## TASK DESCRIPTION
From the listing that follows, extract every line and set it down unaltered.

>> begin

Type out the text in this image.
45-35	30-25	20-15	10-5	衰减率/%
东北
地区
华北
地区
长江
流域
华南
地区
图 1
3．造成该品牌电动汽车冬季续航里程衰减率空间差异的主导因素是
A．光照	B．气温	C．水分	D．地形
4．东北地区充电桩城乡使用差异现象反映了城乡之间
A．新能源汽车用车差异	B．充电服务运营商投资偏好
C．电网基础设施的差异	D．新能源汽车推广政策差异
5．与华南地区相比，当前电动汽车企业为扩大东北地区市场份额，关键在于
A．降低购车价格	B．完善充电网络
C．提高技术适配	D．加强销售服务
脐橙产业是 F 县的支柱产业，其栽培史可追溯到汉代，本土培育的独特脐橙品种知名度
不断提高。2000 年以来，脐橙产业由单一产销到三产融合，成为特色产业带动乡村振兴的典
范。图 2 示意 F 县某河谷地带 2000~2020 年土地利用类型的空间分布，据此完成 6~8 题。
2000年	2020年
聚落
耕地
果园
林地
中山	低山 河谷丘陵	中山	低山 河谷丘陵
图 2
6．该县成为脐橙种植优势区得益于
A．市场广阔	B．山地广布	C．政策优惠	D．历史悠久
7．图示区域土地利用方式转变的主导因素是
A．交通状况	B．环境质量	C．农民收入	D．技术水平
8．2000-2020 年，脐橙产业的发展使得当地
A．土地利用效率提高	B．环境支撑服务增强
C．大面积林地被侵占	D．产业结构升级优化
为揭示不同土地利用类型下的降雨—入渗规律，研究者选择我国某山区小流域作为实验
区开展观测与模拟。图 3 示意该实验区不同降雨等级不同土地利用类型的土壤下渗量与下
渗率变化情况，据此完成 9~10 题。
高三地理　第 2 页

>> end

## TASK RESPONSE
Type out the text in this image.
45-35	30-25	20-15	10-5	衰减率/%
东北
地区
华北
地区
长江
流域
华南
地区
图 1
3．造成该品牌电动汽车冬季续航里程衰减率空间差异的主导因素是
A．光照	B．气温	C．水分	D．地形
4．东北地区充电桩城乡使用差异现象反映了城乡之间
A．新能源汽车用车差异	B．充电服务运营商投资偏好
C．电网基础设施的差异	D．新能源汽车推广政策差异
5．与华南地区相比，当前电动汽车企业为扩大东北地区市场份额，关键在于
A．降低购车价格	B．完善充电网络
C．提高技术适配	D．加强销售服务
脐橙产业是 F 县的支柱产业，其栽培史可追溯到汉代，本土培育的独特脐橙品种知名度
不断提高。2000 年以来，脐橙产业由单一产销到三产融合，成为特色产业带动乡村振兴的典
范。图 2 示意 F 县某河谷地带 2000~2020 年土地利用类型的空间分布，据此完成 6~8 题。
2000年	2020年
聚落
耕地
果园
林地
中山	低山 河谷丘陵	中山	低山 河谷丘陵
图 2
6．该县成为脐橙种植优势区得益于
A．市场广阔	B．山地广布	C．政策优惠	D．历史悠久
7．图示区域土地利用方式转变的主导因素是
A．交通状况	B．环境质量	C．农民收入	D．技术水平
8．2000-2020 年，脐橙产业的发展使得当地
A．土地利用效率提高	B．环境支撑服务增强
C．大面积林地被侵占	D．产业结构升级优化
为揭示不同土地利用类型下的降雨—入渗规律，研究者选择我国某山区小流域作为实验
区开展观测与模拟。图 3 示意该实验区不同降雨等级不同土地利用类型的土壤下渗量与下
渗率变化情况，据此完成 9~10 题。
高三地理　第 2 页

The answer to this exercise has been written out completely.